Scan the records for the word "JSON". Copy each line that includes it.

***** Data entries *****

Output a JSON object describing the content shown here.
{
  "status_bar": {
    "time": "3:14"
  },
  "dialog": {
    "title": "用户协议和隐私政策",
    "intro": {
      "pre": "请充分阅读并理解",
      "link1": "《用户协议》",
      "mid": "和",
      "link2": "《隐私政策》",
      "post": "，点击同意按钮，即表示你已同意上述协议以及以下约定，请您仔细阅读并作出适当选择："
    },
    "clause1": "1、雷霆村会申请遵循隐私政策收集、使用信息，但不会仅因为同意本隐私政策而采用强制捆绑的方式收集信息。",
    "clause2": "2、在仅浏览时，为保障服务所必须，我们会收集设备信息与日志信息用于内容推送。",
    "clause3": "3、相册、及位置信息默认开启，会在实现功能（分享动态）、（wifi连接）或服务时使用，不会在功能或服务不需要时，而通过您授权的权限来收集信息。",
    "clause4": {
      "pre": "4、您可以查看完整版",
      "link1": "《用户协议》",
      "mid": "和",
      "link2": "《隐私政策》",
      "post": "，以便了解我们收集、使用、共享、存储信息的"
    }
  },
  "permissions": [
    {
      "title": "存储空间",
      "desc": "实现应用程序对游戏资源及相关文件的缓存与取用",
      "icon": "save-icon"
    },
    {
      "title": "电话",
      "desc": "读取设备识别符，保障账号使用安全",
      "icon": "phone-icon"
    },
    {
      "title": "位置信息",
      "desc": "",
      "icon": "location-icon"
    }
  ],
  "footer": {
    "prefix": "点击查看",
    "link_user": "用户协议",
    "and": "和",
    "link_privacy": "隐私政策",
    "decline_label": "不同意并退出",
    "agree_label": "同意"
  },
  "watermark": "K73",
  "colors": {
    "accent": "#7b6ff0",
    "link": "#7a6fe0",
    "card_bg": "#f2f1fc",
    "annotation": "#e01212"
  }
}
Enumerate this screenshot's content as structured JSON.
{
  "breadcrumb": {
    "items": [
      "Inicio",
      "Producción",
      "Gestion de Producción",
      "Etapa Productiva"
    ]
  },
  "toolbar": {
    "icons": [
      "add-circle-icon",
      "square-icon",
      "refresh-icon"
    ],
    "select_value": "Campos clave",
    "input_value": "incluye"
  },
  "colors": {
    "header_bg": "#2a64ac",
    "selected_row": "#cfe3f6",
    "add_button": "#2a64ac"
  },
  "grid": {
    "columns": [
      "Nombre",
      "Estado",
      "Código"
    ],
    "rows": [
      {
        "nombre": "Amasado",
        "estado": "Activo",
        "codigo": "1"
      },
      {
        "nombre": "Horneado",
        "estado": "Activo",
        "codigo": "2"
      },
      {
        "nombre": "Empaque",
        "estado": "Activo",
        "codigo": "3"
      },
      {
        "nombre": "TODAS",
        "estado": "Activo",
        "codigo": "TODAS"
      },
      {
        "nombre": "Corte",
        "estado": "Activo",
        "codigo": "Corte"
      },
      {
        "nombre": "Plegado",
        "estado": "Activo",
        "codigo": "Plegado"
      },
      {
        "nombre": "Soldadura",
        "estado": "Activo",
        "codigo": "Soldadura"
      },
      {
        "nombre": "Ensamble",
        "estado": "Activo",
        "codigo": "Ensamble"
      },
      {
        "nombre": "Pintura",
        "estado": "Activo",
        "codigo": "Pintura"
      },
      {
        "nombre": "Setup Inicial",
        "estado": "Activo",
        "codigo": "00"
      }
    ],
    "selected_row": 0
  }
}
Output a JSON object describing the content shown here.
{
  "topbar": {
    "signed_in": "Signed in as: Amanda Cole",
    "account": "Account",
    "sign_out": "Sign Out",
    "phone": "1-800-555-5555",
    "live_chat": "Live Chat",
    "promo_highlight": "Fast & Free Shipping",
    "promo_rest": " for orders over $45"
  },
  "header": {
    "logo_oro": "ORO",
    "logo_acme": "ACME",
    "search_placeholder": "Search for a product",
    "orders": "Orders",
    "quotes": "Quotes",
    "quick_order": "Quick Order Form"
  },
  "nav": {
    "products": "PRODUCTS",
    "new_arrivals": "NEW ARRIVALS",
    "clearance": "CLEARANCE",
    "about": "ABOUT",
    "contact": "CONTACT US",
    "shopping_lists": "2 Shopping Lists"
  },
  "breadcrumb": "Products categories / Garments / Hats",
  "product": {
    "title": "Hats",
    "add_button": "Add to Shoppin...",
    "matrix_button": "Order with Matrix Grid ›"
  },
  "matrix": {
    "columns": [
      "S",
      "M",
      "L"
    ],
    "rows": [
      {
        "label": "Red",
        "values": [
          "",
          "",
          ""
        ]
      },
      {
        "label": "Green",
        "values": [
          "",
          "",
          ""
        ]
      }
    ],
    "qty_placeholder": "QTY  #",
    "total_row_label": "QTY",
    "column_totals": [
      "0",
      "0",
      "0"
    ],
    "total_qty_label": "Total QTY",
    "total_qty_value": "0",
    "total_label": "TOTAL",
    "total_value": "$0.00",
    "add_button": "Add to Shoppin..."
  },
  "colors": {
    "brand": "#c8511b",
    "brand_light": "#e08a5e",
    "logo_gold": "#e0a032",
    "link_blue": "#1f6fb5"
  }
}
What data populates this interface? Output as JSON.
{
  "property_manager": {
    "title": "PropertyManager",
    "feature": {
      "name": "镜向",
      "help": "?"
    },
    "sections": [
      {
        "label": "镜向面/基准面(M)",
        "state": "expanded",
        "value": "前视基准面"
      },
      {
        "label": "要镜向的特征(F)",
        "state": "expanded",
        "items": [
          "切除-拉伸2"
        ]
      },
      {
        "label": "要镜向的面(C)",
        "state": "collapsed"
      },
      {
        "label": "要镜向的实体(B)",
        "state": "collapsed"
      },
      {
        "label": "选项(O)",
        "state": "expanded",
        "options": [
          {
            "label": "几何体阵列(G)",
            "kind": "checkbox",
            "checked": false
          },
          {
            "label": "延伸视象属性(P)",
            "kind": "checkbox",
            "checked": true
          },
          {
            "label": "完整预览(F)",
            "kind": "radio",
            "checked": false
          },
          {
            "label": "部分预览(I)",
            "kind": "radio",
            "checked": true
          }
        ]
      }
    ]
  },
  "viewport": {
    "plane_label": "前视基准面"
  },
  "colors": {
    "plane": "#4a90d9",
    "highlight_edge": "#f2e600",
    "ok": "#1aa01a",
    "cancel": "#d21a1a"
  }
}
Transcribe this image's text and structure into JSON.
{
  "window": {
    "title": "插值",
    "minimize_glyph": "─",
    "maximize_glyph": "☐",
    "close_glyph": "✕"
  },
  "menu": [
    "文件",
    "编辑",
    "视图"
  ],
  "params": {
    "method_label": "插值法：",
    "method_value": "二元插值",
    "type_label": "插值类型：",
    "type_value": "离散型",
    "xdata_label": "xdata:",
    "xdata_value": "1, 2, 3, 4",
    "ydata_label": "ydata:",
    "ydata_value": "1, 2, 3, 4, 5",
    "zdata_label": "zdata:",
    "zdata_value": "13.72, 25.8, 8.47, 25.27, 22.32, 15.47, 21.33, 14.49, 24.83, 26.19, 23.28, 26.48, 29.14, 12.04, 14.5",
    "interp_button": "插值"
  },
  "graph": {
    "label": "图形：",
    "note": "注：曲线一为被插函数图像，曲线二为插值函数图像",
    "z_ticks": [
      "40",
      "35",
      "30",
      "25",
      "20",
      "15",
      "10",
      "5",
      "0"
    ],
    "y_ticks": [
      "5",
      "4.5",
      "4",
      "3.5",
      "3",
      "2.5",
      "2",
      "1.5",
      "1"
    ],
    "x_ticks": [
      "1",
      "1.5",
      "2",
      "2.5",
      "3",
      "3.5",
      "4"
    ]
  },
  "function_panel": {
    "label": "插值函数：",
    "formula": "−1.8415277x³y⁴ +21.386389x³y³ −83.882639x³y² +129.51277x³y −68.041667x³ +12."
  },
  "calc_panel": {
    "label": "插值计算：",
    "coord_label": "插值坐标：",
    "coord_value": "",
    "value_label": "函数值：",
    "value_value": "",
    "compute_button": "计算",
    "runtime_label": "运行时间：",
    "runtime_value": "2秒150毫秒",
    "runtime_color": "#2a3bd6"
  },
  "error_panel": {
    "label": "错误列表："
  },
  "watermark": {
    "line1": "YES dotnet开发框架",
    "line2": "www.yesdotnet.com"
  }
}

*****

Reply:
Output a JSON object describing the content shown here.
Enumerate this screenshot's content as structured JSON.
Output a JSON object describing the content shown here.
What data populates this interface? Output as JSON.
Transcribe this image's text and structure into JSON.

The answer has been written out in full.